_Activity 1:_ Decide whether each statement agrees with the piece about the dairy taster job posting: (a) The Center for Dairy Research posted its ad last spring. (b) National reporters took the job posting seriously. (c) Descriptive sensory panelists help develop new products. Answer yes or no for each and quote the words from the piece that settle it.
_Activity 2:_ Carry on the piece about the dairy taster job posting, starting right after its last sentence.

** Opening Extract provided block **

Science & Technology

Wanted: Pizza and Ice Cream Tasters

A Center for Dairy Research job posting creates an international sensation.

Panelists focus on test tasting

Good panelists can detect sweet, salty, bitter, and acidic tastes. Bryce Richter

The UW’s Center for Dairy Research went viral last spring when it posted an ad for “descriptive sensory panelists” — in other words, people who taste cheese, pizza, and other dairy products. Fascinated by a position that screamed “only in the Dairy State,” CNN, NBC, and other media outlets published articles oozing with cheesy puns. Sample headline: “Grate Job!”

While national reporters believed this was all very silly (or “brie-lieved,” as they inevitably put it), descriptive sensory panelists play an essential role in a research operation that benefits both consumers and the dairy industry. They help improve quality and develop new products. You can thank them the next time you bite into a perfect cheese curd.

** Closing Extract provided block **
** Opening Supplied records block **

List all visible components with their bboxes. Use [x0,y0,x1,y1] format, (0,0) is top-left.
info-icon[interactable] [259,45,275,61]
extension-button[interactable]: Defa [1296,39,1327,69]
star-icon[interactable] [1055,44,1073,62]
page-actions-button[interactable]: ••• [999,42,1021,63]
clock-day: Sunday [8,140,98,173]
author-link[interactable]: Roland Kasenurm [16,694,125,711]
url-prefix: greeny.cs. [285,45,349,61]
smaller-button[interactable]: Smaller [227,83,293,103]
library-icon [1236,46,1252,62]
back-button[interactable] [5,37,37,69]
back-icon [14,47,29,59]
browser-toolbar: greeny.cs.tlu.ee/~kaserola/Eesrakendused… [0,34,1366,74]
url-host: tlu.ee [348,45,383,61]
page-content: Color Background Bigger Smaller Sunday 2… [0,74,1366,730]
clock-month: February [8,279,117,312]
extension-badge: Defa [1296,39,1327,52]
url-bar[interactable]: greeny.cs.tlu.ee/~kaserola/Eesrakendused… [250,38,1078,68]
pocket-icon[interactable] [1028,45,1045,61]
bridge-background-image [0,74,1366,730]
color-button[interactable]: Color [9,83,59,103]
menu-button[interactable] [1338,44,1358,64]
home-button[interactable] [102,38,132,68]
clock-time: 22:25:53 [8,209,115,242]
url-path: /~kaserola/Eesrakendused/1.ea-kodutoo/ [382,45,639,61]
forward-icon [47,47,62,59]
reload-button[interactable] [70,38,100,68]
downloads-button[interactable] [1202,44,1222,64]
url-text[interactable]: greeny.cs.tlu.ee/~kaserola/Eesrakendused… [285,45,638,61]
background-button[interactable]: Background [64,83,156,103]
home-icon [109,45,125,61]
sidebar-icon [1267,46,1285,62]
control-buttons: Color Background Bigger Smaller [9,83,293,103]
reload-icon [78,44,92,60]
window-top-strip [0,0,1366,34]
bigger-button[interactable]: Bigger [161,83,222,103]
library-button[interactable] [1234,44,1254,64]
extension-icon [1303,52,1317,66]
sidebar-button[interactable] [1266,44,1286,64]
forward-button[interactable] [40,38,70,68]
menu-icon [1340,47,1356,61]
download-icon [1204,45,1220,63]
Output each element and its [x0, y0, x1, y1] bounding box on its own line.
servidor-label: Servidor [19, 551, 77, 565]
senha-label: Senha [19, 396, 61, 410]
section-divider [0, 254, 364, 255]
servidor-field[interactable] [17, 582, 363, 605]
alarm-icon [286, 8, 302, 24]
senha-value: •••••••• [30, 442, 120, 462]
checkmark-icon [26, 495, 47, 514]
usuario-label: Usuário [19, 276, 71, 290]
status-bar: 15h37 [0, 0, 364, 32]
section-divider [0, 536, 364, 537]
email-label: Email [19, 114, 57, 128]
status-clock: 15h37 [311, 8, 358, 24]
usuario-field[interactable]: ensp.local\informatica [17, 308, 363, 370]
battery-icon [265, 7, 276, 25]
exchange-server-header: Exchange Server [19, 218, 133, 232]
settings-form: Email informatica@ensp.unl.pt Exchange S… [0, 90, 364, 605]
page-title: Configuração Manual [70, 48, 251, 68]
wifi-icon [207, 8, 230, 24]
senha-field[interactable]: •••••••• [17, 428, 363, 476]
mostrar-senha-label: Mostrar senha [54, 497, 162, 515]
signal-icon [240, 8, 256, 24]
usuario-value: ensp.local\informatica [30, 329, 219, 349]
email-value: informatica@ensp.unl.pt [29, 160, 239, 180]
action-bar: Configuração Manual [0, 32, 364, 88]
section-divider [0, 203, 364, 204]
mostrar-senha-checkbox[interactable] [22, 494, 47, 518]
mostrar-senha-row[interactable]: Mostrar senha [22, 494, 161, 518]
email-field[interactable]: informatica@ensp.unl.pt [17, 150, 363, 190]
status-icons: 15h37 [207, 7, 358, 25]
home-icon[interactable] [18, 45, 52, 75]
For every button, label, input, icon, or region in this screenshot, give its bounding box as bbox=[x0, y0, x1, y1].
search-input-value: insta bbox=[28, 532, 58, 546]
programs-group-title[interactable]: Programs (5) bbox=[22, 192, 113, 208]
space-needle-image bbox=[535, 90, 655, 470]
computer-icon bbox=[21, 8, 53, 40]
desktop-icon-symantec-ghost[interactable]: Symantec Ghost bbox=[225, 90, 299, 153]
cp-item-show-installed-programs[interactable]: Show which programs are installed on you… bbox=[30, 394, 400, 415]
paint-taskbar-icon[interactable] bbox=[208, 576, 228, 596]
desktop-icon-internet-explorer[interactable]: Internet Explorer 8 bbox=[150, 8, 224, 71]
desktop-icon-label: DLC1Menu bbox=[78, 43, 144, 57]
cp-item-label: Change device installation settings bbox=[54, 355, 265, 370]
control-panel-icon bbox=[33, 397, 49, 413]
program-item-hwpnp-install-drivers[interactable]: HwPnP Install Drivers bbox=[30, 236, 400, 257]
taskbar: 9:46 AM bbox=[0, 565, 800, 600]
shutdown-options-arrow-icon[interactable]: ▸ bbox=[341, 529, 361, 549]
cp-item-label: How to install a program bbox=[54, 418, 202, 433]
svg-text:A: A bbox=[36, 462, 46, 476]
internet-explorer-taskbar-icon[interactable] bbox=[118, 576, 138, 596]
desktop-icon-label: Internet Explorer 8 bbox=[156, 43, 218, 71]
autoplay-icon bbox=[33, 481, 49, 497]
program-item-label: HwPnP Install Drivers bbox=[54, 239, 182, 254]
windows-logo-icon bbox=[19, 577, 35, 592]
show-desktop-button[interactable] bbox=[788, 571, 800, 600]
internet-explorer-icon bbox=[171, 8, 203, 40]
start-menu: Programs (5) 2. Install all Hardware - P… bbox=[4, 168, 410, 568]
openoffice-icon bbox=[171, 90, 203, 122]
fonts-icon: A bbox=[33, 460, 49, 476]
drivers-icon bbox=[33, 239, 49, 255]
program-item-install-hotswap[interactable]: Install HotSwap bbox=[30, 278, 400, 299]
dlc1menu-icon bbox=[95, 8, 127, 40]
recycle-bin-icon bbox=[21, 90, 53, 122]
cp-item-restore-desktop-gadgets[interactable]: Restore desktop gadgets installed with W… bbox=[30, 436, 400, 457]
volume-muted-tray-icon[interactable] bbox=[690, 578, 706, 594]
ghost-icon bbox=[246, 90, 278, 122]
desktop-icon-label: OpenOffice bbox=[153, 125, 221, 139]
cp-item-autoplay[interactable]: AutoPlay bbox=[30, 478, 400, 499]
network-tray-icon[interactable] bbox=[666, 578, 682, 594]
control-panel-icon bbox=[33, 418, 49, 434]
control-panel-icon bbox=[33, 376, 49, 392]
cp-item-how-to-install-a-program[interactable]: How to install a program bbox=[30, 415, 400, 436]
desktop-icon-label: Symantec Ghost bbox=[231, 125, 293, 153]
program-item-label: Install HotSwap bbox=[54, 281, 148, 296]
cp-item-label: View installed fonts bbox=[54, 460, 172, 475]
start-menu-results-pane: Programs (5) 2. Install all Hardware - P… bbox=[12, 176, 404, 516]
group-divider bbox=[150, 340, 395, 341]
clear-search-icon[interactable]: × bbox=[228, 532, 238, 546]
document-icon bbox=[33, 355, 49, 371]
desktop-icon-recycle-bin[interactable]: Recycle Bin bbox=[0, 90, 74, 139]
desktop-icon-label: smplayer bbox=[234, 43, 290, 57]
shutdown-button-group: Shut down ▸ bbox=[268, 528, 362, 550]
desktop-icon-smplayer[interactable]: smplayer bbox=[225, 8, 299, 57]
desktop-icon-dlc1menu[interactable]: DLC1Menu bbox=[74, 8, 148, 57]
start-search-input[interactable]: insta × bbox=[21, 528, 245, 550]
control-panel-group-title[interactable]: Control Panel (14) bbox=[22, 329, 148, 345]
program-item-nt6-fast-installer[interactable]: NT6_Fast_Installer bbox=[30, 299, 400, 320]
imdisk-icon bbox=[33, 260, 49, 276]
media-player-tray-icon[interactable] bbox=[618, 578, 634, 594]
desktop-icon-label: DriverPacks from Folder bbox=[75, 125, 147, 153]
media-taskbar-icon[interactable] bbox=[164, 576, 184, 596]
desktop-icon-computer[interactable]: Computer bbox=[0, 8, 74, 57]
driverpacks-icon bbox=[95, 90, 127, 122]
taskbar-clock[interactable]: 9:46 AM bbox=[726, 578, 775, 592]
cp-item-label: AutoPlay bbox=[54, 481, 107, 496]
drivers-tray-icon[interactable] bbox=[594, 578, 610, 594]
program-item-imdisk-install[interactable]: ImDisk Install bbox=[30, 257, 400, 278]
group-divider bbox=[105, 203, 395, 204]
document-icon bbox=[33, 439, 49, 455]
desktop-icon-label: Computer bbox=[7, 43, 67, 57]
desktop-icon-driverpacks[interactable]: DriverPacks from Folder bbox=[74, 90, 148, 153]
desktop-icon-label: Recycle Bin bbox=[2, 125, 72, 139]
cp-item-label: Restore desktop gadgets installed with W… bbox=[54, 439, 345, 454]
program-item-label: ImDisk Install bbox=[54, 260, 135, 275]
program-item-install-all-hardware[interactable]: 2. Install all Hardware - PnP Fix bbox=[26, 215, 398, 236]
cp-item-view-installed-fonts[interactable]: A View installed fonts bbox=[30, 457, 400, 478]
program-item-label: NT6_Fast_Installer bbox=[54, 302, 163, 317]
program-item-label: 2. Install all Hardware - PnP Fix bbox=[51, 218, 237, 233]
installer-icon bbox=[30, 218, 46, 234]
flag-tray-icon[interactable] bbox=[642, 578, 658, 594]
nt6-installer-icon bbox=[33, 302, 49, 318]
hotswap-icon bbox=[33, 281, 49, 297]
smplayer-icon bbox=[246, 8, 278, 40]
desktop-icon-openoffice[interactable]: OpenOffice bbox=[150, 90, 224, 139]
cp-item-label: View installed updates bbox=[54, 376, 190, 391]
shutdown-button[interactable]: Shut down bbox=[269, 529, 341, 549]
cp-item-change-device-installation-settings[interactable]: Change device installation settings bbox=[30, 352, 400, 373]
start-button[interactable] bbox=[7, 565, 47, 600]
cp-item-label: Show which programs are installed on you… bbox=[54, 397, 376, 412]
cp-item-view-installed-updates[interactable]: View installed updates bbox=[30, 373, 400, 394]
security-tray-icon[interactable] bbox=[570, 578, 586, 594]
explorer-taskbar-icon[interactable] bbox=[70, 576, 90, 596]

** Closing Supplied records block **

_Task answer 1:_
(a) Yes: "went viral last spring when it posted an ad"
(b) No: "national reporters believed this was all very silly"
(c) Yes: "They help improve quality and develop new products."

_Task answer 2:_
“When you buy curds from the grocery store, they’re often mushy and not very pleasant,” says sensory coordinator Brandon Prochaska ’12. “We’re doing research into how to prolong the squeak.”

The Center for Dairy Research normally gets about 10 responses to a job posting for descriptive sensory panelists. This time, with all the publicity, it received more than 250 from around the world. After intensive training, the five lucky hires joined the 20-person panel in September to measure how cheese melts, browns, and blisters on a scale of zero to 15, among other tasting-related tasks.

Successful panelists have a knack for detecting sweet, salty, bitter, and acidic tastes. In common parlance, they’re good eaters.

“I love aromas, textures, and flavors,” says new panelist Kelly Kluck, whose interview process included three hours of sniffing and tasting tests. She had previously evaluated coffee and wine as a hobby and can’t believe she now gets to eat cheese for a living.

And make no mistake, working at the Center for Dairy Research is not a picnic — it’s a profession. No matter how much panelists like pizza, for example, it takes discipline to taste up to two dozen a week. Part of the secret is spitting out the food rather than swallowing it.

“If we consumed everything we were evaluating, we’d be full within the first hour,” Prochaska says. “And once you’re full, you can’t really do a good job of being objective.”